## Exercise aim
Select lines where the word "defects" appears.

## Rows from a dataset
--- start ---

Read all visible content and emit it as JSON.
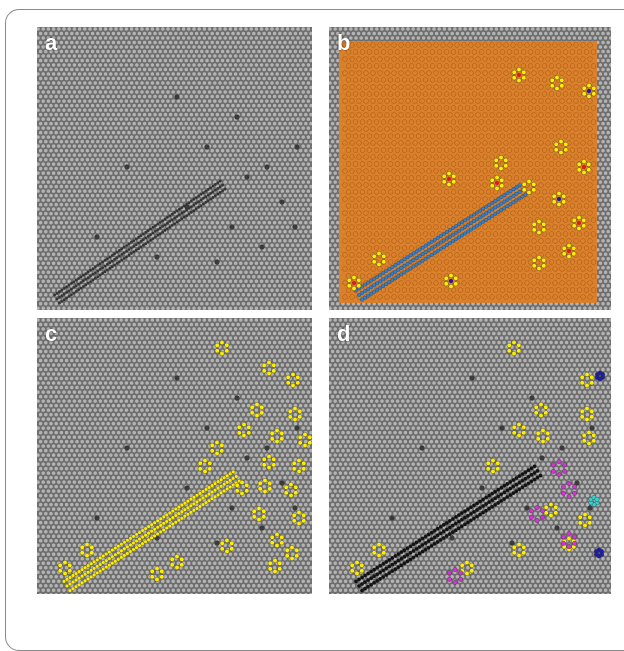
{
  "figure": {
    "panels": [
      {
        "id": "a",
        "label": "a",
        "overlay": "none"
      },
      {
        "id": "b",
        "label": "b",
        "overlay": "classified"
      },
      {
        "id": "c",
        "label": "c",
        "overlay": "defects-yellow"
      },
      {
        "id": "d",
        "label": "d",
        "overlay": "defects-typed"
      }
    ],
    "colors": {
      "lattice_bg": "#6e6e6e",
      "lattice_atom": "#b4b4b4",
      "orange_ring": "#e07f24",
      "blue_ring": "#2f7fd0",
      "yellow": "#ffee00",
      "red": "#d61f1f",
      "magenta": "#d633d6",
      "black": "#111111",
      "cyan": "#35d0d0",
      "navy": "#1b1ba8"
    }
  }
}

--- end ---

## Response
        "overlay": "defects-yellow"
        "overlay": "defects-typed"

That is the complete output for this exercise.